━━━━━ DATA ROWS

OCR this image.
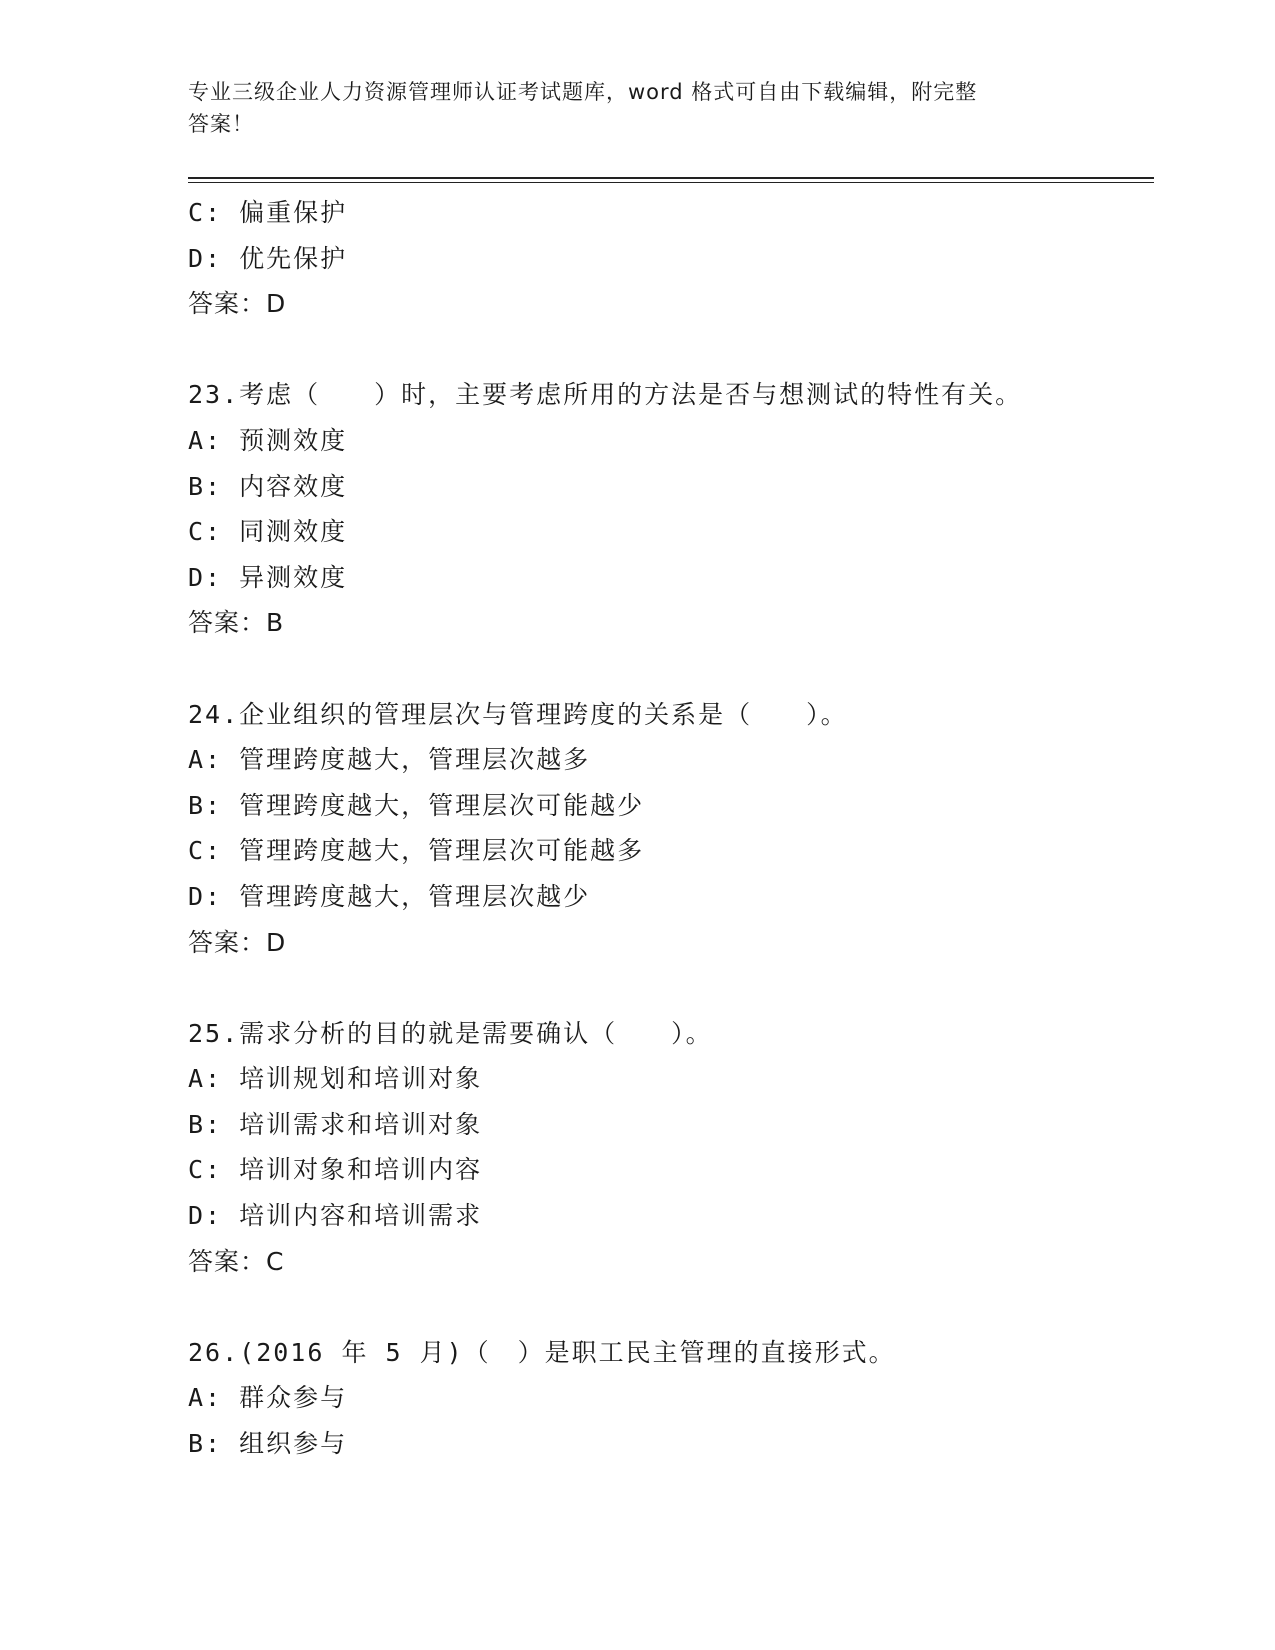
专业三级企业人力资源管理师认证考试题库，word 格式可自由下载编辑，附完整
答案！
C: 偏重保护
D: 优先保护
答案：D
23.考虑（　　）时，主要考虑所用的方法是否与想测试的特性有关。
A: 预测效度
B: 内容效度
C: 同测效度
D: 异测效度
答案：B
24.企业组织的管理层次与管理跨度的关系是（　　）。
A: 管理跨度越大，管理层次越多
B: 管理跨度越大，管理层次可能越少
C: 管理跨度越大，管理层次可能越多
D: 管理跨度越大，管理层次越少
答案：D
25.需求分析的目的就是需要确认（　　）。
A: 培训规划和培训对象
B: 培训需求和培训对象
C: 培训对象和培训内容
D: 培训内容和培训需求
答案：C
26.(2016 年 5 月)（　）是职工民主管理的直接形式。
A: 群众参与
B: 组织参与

━━━━━━━━━━

TASK TO COMPLETE: Omit the pictures and output all of the other material exactly.

SOLUTION BELOW:
OCR this image.
专业三级企业人力资源管理师认证考试题库，word 格式可自由下载编辑，附完整
答案！
C: 偏重保护
D: 优先保护
答案：D
23.考虑（　　）时，主要考虑所用的方法是否与想测试的特性有关。
A: 预测效度
B: 内容效度
C: 同测效度
D: 异测效度
答案：B
24.企业组织的管理层次与管理跨度的关系是（　　）。
A: 管理跨度越大，管理层次越多
B: 管理跨度越大，管理层次可能越少
C: 管理跨度越大，管理层次可能越多
D: 管理跨度越大，管理层次越少
答案：D
25.需求分析的目的就是需要确认（　　）。
A: 培训规划和培训对象
B: 培训需求和培训对象
C: 培训对象和培训内容
D: 培训内容和培训需求
答案：C
26.(2016 年 5 月)（　）是职工民主管理的直接形式。
A: 群众参与
B: 组织参与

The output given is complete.